Start of DATASET ROWS

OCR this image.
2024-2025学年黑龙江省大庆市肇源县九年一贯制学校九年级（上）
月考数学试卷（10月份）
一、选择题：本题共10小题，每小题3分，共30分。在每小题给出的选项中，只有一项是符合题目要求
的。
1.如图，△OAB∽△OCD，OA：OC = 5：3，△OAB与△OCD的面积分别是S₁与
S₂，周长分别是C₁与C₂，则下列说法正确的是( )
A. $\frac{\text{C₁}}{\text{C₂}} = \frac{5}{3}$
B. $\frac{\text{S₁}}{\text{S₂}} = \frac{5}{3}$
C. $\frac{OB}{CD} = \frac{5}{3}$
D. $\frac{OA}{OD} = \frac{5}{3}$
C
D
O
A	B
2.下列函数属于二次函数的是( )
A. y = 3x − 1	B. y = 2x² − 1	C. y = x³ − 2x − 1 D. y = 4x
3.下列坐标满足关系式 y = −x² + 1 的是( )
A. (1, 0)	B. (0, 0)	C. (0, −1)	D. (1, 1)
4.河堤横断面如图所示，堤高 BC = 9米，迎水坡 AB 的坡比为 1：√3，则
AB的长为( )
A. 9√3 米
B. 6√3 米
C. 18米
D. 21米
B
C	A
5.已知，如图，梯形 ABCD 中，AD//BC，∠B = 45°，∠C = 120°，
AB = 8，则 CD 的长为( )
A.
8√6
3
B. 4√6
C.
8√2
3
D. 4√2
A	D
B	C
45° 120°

End of DATASET ROWS

§ PROBLEM:
Each record above should be restated word for word.

§ FINAL RESULT:
OCR this image.
2024-2025学年黑龙江省大庆市肇源县九年一贯制学校九年级（上）
月考数学试卷（10月份）
一、选择题：本题共10小题，每小题3分，共30分。在每小题给出的选项中，只有一项是符合题目要求
的。
1.如图，△OAB∽△OCD，OA：OC = 5：3，△OAB与△OCD的面积分别是S₁与
S₂，周长分别是C₁与C₂，则下列说法正确的是( )
A. $\frac{\text{C₁}}{\text{C₂}} = \frac{5}{3}$
B. $\frac{\text{S₁}}{\text{S₂}} = \frac{5}{3}$
C. $\frac{OB}{CD} = \frac{5}{3}$
D. $\frac{OA}{OD} = \frac{5}{3}$
C
D
O
A	B
2.下列函数属于二次函数的是( )
A. y = 3x − 1	B. y = 2x² − 1	C. y = x³ − 2x − 1 D. y = 4x
3.下列坐标满足关系式 y = −x² + 1 的是( )
A. (1, 0)	B. (0, 0)	C. (0, −1)	D. (1, 1)
4.河堤横断面如图所示，堤高 BC = 9米，迎水坡 AB 的坡比为 1：√3，则
AB的长为( )
A. 9√3 米
B. 6√3 米
C. 18米
D. 21米
B
C	A
5.已知，如图，梯形 ABCD 中，AD//BC，∠B = 45°，∠C = 120°，
AB = 8，则 CD 的长为( )
A.
8√6
3
B. 4√6
C.
8√2
3
D. 4√2
A	D
B	C
45° 120°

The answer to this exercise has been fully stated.